Aufgabenstellung: Tausche in allen Datensätzen „chevron-down-icon“ gegen „dropdown-arrow-icon“ aus und gib die Zeilen ansonsten unverändert wieder.

[Aus einer Sammlung entnommene Daten]
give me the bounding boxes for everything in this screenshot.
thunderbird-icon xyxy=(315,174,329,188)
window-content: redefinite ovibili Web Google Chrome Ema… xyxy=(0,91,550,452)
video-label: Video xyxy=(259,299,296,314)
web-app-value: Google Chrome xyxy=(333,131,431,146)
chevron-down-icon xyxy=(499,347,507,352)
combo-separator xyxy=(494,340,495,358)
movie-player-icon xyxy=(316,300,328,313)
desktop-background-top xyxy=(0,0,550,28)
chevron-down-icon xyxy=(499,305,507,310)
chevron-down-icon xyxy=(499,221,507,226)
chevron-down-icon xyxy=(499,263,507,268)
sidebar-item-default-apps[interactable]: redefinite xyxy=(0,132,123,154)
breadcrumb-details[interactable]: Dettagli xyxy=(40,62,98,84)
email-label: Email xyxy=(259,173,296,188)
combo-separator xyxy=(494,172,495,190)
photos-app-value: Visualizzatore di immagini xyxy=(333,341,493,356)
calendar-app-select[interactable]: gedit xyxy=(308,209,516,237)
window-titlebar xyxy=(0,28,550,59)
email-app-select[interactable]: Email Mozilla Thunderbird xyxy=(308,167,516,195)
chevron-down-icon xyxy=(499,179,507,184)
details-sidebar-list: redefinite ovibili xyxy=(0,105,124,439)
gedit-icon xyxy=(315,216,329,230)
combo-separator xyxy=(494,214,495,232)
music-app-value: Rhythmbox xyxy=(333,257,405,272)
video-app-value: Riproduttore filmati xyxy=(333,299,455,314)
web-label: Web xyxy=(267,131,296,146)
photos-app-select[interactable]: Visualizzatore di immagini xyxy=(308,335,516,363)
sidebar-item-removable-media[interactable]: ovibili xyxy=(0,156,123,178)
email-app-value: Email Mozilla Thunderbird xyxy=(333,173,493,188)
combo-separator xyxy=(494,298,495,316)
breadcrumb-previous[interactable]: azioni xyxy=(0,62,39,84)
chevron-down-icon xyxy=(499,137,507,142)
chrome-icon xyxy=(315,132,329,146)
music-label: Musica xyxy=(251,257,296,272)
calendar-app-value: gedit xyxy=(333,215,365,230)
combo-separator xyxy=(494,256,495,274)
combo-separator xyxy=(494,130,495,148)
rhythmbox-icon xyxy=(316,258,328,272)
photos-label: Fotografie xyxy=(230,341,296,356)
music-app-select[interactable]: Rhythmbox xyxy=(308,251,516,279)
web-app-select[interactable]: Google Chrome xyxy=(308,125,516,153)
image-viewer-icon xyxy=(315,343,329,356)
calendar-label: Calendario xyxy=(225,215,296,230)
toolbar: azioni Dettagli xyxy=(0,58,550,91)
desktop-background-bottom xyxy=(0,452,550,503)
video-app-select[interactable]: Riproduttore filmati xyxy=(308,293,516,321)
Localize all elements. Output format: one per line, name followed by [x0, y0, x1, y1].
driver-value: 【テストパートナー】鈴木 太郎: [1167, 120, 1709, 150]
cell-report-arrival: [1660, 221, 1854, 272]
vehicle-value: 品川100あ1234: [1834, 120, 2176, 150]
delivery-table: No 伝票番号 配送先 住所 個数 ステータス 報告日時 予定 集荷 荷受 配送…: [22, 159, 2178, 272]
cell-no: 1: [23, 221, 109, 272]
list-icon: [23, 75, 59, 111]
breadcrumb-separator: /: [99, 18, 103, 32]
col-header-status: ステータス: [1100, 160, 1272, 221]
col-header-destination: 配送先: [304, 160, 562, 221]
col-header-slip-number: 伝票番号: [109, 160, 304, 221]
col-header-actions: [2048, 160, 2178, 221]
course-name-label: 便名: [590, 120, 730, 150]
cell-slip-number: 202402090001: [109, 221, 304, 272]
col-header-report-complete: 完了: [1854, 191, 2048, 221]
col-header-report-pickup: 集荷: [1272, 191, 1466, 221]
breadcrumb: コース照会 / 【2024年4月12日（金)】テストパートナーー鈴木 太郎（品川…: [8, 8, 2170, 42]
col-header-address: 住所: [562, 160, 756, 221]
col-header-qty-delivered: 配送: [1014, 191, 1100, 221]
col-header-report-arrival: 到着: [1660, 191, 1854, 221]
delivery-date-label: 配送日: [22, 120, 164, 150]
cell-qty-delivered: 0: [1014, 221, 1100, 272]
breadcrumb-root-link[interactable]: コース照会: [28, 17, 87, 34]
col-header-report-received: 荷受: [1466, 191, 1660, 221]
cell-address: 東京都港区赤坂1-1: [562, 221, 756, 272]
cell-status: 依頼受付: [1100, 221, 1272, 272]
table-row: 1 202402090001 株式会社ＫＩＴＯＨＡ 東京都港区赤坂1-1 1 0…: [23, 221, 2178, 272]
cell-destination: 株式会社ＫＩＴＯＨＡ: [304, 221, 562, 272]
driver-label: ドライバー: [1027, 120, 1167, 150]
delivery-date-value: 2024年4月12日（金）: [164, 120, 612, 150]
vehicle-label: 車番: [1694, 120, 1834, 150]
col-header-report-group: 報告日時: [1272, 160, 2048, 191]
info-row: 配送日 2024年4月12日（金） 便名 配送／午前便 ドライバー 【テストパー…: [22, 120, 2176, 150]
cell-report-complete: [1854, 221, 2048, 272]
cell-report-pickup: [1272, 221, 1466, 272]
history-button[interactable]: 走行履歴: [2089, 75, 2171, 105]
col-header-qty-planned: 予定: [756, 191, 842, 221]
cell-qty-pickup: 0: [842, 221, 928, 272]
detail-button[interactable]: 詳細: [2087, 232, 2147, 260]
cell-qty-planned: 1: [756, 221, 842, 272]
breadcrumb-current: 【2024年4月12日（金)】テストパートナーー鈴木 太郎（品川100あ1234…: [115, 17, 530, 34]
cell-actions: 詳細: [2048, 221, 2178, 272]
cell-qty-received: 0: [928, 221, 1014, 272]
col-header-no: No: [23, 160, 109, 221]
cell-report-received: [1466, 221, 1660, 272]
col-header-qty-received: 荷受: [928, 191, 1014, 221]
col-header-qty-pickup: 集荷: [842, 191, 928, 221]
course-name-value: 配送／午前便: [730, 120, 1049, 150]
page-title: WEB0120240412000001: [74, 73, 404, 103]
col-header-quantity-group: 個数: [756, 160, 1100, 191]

Die Lösung:
give me the bounding boxes for everything in this screenshot.
thunderbird-icon xyxy=(315,174,329,188)
window-content: redefinite ovibili Web Google Chrome Ema… xyxy=(0,91,550,452)
video-label: Video xyxy=(259,299,296,314)
web-app-value: Google Chrome xyxy=(333,131,431,146)
dropdown-arrow-icon xyxy=(499,347,507,352)
combo-separator xyxy=(494,340,495,358)
movie-player-icon xyxy=(316,300,328,313)
desktop-background-top xyxy=(0,0,550,28)
dropdown-arrow-icon xyxy=(499,305,507,310)
dropdown-arrow-icon xyxy=(499,221,507,226)
dropdown-arrow-icon xyxy=(499,263,507,268)
sidebar-item-default-apps[interactable]: redefinite xyxy=(0,132,123,154)
breadcrumb-details[interactable]: Dettagli xyxy=(40,62,98,84)
email-label: Email xyxy=(259,173,296,188)
combo-separator xyxy=(494,172,495,190)
photos-app-value: Visualizzatore di immagini xyxy=(333,341,493,356)
calendar-app-select[interactable]: gedit xyxy=(308,209,516,237)
window-titlebar xyxy=(0,28,550,59)
email-app-select[interactable]: Email Mozilla Thunderbird xyxy=(308,167,516,195)
dropdown-arrow-icon xyxy=(499,179,507,184)
details-sidebar-list: redefinite ovibili xyxy=(0,105,124,439)
gedit-icon xyxy=(315,216,329,230)
combo-separator xyxy=(494,214,495,232)
music-app-value: Rhythmbox xyxy=(333,257,405,272)
video-app-value: Riproduttore filmati xyxy=(333,299,455,314)
web-label: Web xyxy=(267,131,296,146)
photos-app-select[interactable]: Visualizzatore di immagini xyxy=(308,335,516,363)
sidebar-item-removable-media[interactable]: ovibili xyxy=(0,156,123,178)
email-app-value: Email Mozilla Thunderbird xyxy=(333,173,493,188)
combo-separator xyxy=(494,298,495,316)
breadcrumb-previous[interactable]: azioni xyxy=(0,62,39,84)
dropdown-arrow-icon xyxy=(499,137,507,142)
chrome-icon xyxy=(315,132,329,146)
music-label: Musica xyxy=(251,257,296,272)
calendar-app-value: gedit xyxy=(333,215,365,230)
combo-separator xyxy=(494,256,495,274)
combo-separator xyxy=(494,130,495,148)
rhythmbox-icon xyxy=(316,258,328,272)
photos-label: Fotografie xyxy=(230,341,296,356)
music-app-select[interactable]: Rhythmbox xyxy=(308,251,516,279)
web-app-select[interactable]: Google Chrome xyxy=(308,125,516,153)
image-viewer-icon xyxy=(315,343,329,356)
calendar-label: Calendario xyxy=(225,215,296,230)
toolbar: azioni Dettagli xyxy=(0,58,550,91)
desktop-background-bottom xyxy=(0,452,550,503)
video-app-select[interactable]: Riproduttore filmati xyxy=(308,293,516,321)
Localize all elements. Output format: one per line, name followed by [x0, y0, x1, y1].
driver-value: 【テストパートナー】鈴木 太郎: [1167, 120, 1709, 150]
cell-report-arrival: [1660, 221, 1854, 272]
vehicle-value: 品川100あ1234: [1834, 120, 2176, 150]
delivery-table: No 伝票番号 配送先 住所 個数 ステータス 報告日時 予定 集荷 荷受 配送…: [22, 159, 2178, 272]
cell-no: 1: [23, 221, 109, 272]
list-icon: [23, 75, 59, 111]
breadcrumb-separator: /: [99, 18, 103, 32]
col-header-status: ステータス: [1100, 160, 1272, 221]
col-header-destination: 配送先: [304, 160, 562, 221]
col-header-slip-number: 伝票番号: [109, 160, 304, 221]
col-header-actions: [2048, 160, 2178, 221]
course-name-label: 便名: [590, 120, 730, 150]
cell-slip-number: 202402090001: [109, 221, 304, 272]
col-header-report-complete: 完了: [1854, 191, 2048, 221]
col-header-report-pickup: 集荷: [1272, 191, 1466, 221]
breadcrumb: コース照会 / 【2024年4月12日（金)】テストパートナーー鈴木 太郎（品川…: [8, 8, 2170, 42]
col-header-address: 住所: [562, 160, 756, 221]
col-header-qty-delivered: 配送: [1014, 191, 1100, 221]
col-header-report-arrival: 到着: [1660, 191, 1854, 221]
delivery-date-label: 配送日: [22, 120, 164, 150]
cell-qty-delivered: 0: [1014, 221, 1100, 272]
breadcrumb-root-link[interactable]: コース照会: [28, 17, 87, 34]
col-header-report-received: 荷受: [1466, 191, 1660, 221]
cell-address: 東京都港区赤坂1-1: [562, 221, 756, 272]
cell-status: 依頼受付: [1100, 221, 1272, 272]
table-row: 1 202402090001 株式会社ＫＩＴＯＨＡ 東京都港区赤坂1-1 1 0…: [23, 221, 2178, 272]
cell-destination: 株式会社ＫＩＴＯＨＡ: [304, 221, 562, 272]
driver-label: ドライバー: [1027, 120, 1167, 150]
delivery-date-value: 2024年4月12日（金）: [164, 120, 612, 150]
vehicle-label: 車番: [1694, 120, 1834, 150]
col-header-report-group: 報告日時: [1272, 160, 2048, 191]
info-row: 配送日 2024年4月12日（金） 便名 配送／午前便 ドライバー 【テストパー…: [22, 120, 2176, 150]
cell-report-complete: [1854, 221, 2048, 272]
cell-report-pickup: [1272, 221, 1466, 272]
history-button[interactable]: 走行履歴: [2089, 75, 2171, 105]
col-header-qty-planned: 予定: [756, 191, 842, 221]
cell-qty-pickup: 0: [842, 221, 928, 272]
detail-button[interactable]: 詳細: [2087, 232, 2147, 260]
cell-qty-planned: 1: [756, 221, 842, 272]
breadcrumb-current: 【2024年4月12日（金)】テストパートナーー鈴木 太郎（品川100あ1234…: [115, 17, 530, 34]
cell-actions: 詳細: [2048, 221, 2178, 272]
cell-qty-received: 0: [928, 221, 1014, 272]
col-header-no: No: [23, 160, 109, 221]
cell-report-received: [1466, 221, 1660, 272]
col-header-qty-received: 荷受: [928, 191, 1014, 221]
col-header-qty-pickup: 集荷: [842, 191, 928, 221]
course-name-value: 配送／午前便: [730, 120, 1049, 150]
page-title: WEB0120240412000001: [74, 73, 404, 103]
col-header-quantity-group: 個数: [756, 160, 1100, 191]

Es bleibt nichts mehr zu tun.